Short problem.
Begin the copy at the line containing "What text is on this page?" and end it at the final line of the material below, reproducing each line exactly, without images.
┌──
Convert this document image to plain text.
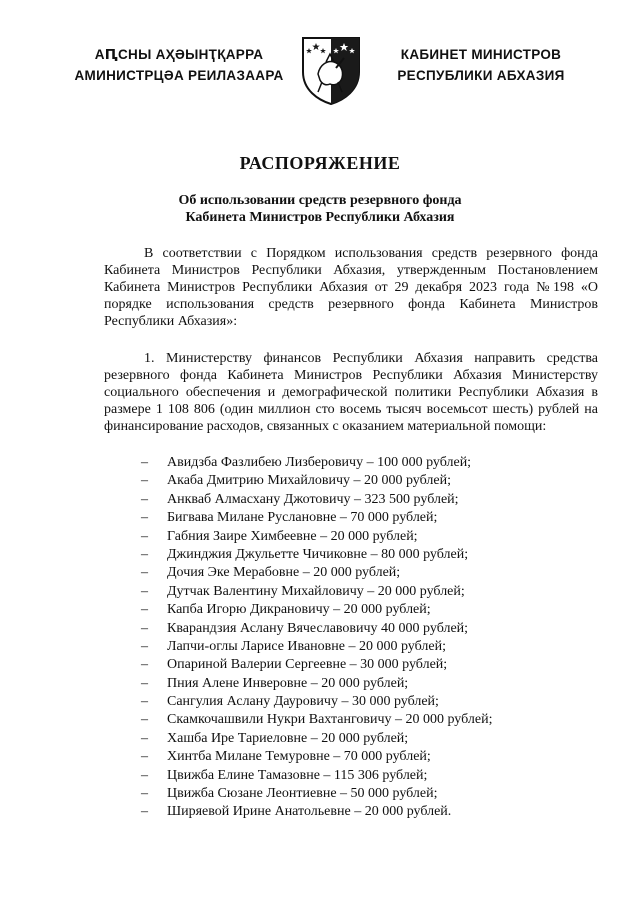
АԤСНЫ АҲӘЫНҬҚАРРА
АМИНИСТРЦӘА РЕИЛАЗААРА
КАБИНЕТ МИНИСТРОВ
РЕСПУБЛИКИ АБХАЗИЯ
РАСПОРЯЖЕНИЕ
Об использовании средств резервного фонда
Кабинета Министров Республики Абхазия

В соответствии с Порядком использования средств резервного фонда Кабинета Министров Республики Абхазия, утвержденным Постановлением Кабинета Министров Республики Абхазия от 29 декабря 2023 года №198 «О порядке использования средств резервного фонда Кабинета Министров Республики Абхазия»:

1. Министерству финансов Республики Абхазия направить средства резервного фонда Кабинета Министров Республики Абхазия Министерству социального обеспечения и демографической политики Республики Абхазия в размере 1 108 806 (один миллион сто восемь тысяч восемьсот шесть) рублей на финансирование расходов, связанных с оказанием материальной помощи:

– Авидзба Фазлибею Лизберовичу – 100 000 рублей;
– Акаба Дмитрию Михайловичу – 20 000 рублей;
– Анкваб Алмасхану Джотовичу – 323 500 рублей;
– Бигвава Милане Руслановне – 70 000 рублей;
– Габния Заире Химбеевне – 20 000 рублей;
– Джинджия Джульетте Чичиковне – 80 000 рублей;
– Дочия Эке Мерабовне – 20 000 рублей;
– Дутчак Валентину Михайловичу – 20 000 рублей;
– Капба Игорю Дикрановичу – 20 000 рублей;
– Кварандзия Аслану Вячеславовичу 40 000 рублей;
– Лапчи-оглы Ларисе Ивановне – 20 000 рублей;
– Опариной Валерии Сергеевне – 30 000 рублей;
– Пния Алене Инверовне – 20 000 рублей;
– Сангулия Аслану Дауровичу – 30 000 рублей;
– Скамкочашвили Нукри Вахтанговичу – 20 000 рублей;
– Хашба Ире Тариеловне – 20 000 рублей;
– Хинтба Милане Темуровне – 70 000 рублей;
– Цвижба Елине Тамазовне – 115 306 рублей;
– Цвижба Сюзане Леонтиевне – 50 000 рублей;
– Ширяевой Ирине Анатольевне – 20 000 рублей.
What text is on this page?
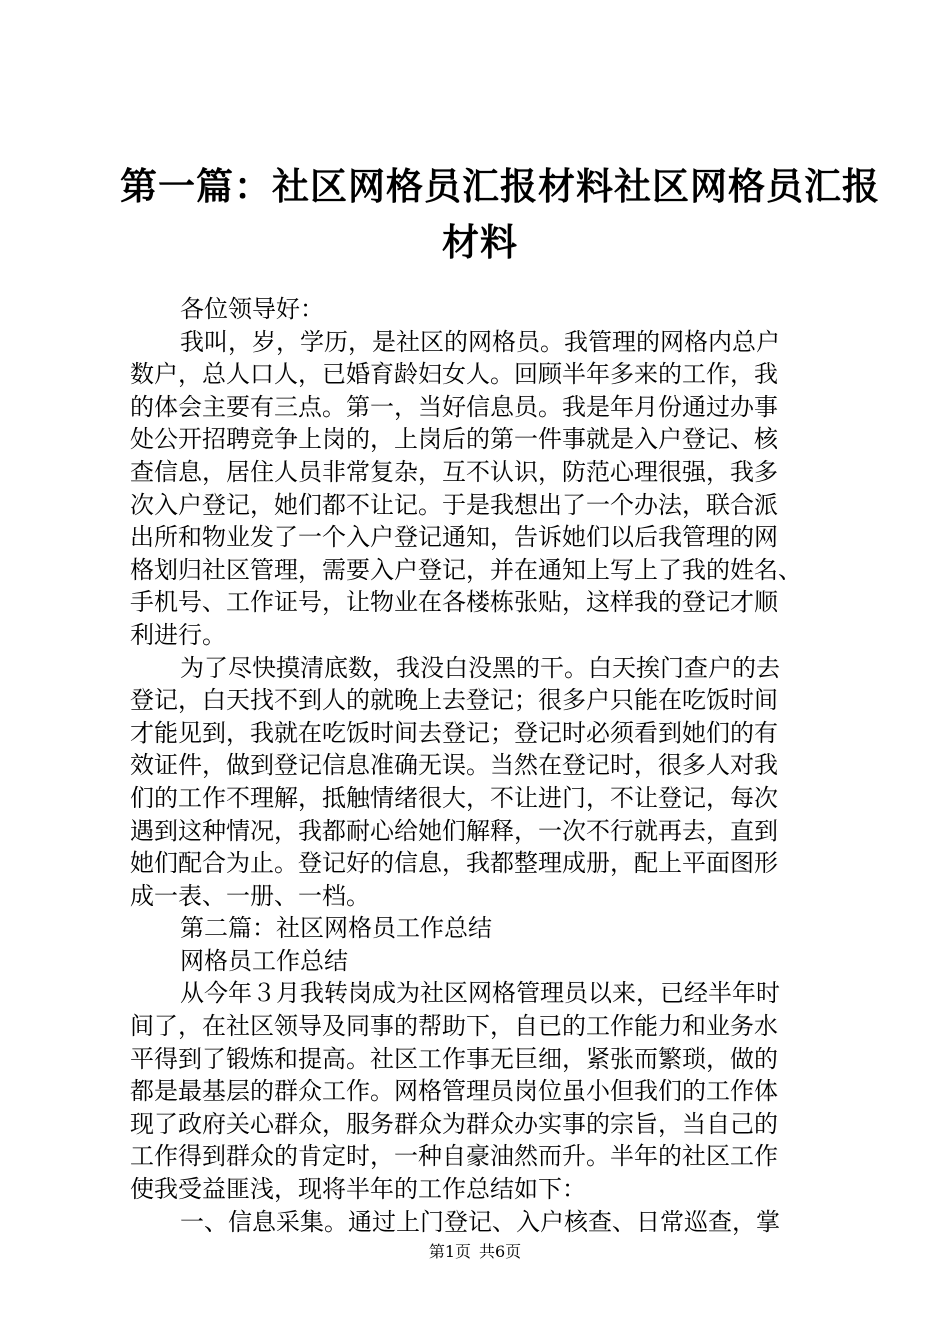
第一篇：社区网格员汇报材料社区网格员汇报
材料

各位领导好：

我叫，岁，学历，是社区的网格员。我管理的网格内总户
数户，总人口人，已婚育龄妇女人。回顾半年多来的工作，我
的体会主要有三点。第一，当好信息员。我是年月份通过办事
处公开招聘竞争上岗的，上岗后的第一件事就是入户登记、核
查信息，居住人员非常复杂，互不认识，防范心理很强，我多
次入户登记，她们都不让记。于是我想出了一个办法，联合派
出所和物业发了一个入户登记通知，告诉她们以后我管理的网
格划归社区管理，需要入户登记，并在通知上写上了我的姓名、
手机号、工作证号，让物业在各楼栋张贴，这样我的登记才顺
利进行。

为了尽快摸清底数，我没白没黑的干。白天挨门查户的去
登记，白天找不到人的就晚上去登记；很多户只能在吃饭时间
才能见到，我就在吃饭时间去登记；登记时必须看到她们的有
效证件，做到登记信息准确无误。当然在登记时，很多人对我
们的工作不理解，抵触情绪很大，不让进门，不让登记，每次
遇到这种情况，我都耐心给她们解释，一次不行就再去，直到
她们配合为止。登记好的信息，我都整理成册，配上平面图形
成一表、一册、一档。

第二篇：社区网格员工作总结

网格员工作总结

从今年３月我转岗成为社区网格管理员以来，已经半年时
间了，在社区领导及同事的帮助下，自已的工作能力和业务水
平得到了锻炼和提高。社区工作事无巨细，紧张而繁琐，做的
都是最基层的群众工作。网格管理员岗位虽小但我们的工作体
现了政府关心群众，服务群众为群众办实事的宗旨，当自己的
工作得到群众的肯定时，一种自豪油然而升。半年的社区工作
使我受益匪浅，现将半年的工作总结如下：

一、信息采集。通过上门登记、入户核查、日常巡查，掌

第1页 共6页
└──
Response to the task.
What text is on this page?
第一篇：社区网格员汇报材料社区网格员汇报
材料

各位领导好：

我叫，岁，学历，是社区的网格员。我管理的网格内总户
数户，总人口人，已婚育龄妇女人。回顾半年多来的工作，我
的体会主要有三点。第一，当好信息员。我是年月份通过办事
处公开招聘竞争上岗的，上岗后的第一件事就是入户登记、核
查信息，居住人员非常复杂，互不认识，防范心理很强，我多
次入户登记，她们都不让记。于是我想出了一个办法，联合派
出所和物业发了一个入户登记通知，告诉她们以后我管理的网
格划归社区管理，需要入户登记，并在通知上写上了我的姓名、
手机号、工作证号，让物业在各楼栋张贴，这样我的登记才顺
利进行。

为了尽快摸清底数，我没白没黑的干。白天挨门查户的去
登记，白天找不到人的就晚上去登记；很多户只能在吃饭时间
才能见到，我就在吃饭时间去登记；登记时必须看到她们的有
效证件，做到登记信息准确无误。当然在登记时，很多人对我
们的工作不理解，抵触情绪很大，不让进门，不让登记，每次
遇到这种情况，我都耐心给她们解释，一次不行就再去，直到
她们配合为止。登记好的信息，我都整理成册，配上平面图形
成一表、一册、一档。

第二篇：社区网格员工作总结

网格员工作总结

从今年３月我转岗成为社区网格管理员以来，已经半年时
间了，在社区领导及同事的帮助下，自已的工作能力和业务水
平得到了锻炼和提高。社区工作事无巨细，紧张而繁琐，做的
都是最基层的群众工作。网格管理员岗位虽小但我们的工作体
现了政府关心群众，服务群众为群众办实事的宗旨，当自己的
工作得到群众的肯定时，一种自豪油然而升。半年的社区工作
使我受益匪浅，现将半年的工作总结如下：

一、信息采集。通过上门登记、入户核查、日常巡查，掌

第1页 共6页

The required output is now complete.